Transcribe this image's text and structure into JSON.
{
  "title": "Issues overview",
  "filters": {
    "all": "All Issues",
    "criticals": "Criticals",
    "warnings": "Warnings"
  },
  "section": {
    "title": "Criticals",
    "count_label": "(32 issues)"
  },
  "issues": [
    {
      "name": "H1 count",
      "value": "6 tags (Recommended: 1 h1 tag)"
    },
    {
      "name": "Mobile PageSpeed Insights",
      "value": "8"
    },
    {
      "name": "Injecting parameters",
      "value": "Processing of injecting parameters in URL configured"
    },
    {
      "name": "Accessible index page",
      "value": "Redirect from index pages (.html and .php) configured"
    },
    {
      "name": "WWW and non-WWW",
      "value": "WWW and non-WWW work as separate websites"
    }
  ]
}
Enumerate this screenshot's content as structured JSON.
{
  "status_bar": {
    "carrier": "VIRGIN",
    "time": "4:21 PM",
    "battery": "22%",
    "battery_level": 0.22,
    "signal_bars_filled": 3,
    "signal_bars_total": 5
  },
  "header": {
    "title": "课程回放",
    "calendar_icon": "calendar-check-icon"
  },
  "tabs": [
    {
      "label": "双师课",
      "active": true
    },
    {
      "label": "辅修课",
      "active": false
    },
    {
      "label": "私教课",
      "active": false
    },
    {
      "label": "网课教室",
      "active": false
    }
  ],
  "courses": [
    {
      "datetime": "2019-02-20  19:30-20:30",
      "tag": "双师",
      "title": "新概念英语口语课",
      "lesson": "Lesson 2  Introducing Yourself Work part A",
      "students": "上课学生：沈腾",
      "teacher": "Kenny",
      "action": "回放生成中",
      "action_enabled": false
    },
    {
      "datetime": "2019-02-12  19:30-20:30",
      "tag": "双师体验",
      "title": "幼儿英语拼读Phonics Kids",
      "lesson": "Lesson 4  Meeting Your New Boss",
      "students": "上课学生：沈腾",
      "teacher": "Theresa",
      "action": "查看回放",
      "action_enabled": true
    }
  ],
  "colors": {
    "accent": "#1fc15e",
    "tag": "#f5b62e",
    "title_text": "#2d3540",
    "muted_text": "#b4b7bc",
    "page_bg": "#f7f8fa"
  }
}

■ ■ ■ ■ ■ ■ ■

* Problem details: What are the lines from the one with "Enumerate this screenshot's" through the last line of the records above? Quote them exactly and add nothing.

* Response to this task:
Enumerate this screenshot's content as structured JSON.
{
  "status_bar": {
    "carrier": "VIRGIN",
    "time": "4:21 PM",
    "battery": "22%",
    "battery_level": 0.22,
    "signal_bars_filled": 3,
    "signal_bars_total": 5
  },
  "header": {
    "title": "课程回放",
    "calendar_icon": "calendar-check-icon"
  },
  "tabs": [
    {
      "label": "双师课",
      "active": true
    },
    {
      "label": "辅修课",
      "active": false
    },
    {
      "label": "私教课",
      "active": false
    },
    {
      "label": "网课教室",
      "active": false
    }
  ],
  "courses": [
    {
      "datetime": "2019-02-20  19:30-20:30",
      "tag": "双师",
      "title": "新概念英语口语课",
      "lesson": "Lesson 2  Introducing Yourself Work part A",
      "students": "上课学生：沈腾",
      "teacher": "Kenny",
      "action": "回放生成中",
      "action_enabled": false
    },
    {
      "datetime": "2019-02-12  19:30-20:30",
      "tag": "双师体验",
      "title": "幼儿英语拼读Phonics Kids",
      "lesson": "Lesson 4  Meeting Your New Boss",
      "students": "上课学生：沈腾",
      "teacher": "Theresa",
      "action": "查看回放",
      "action_enabled": true
    }
  ],
  "colors": {
    "accent": "#1fc15e",
    "tag": "#f5b62e",
    "title_text": "#2d3540",
    "muted_text": "#b4b7bc",
    "page_bg": "#f7f8fa"
  }
}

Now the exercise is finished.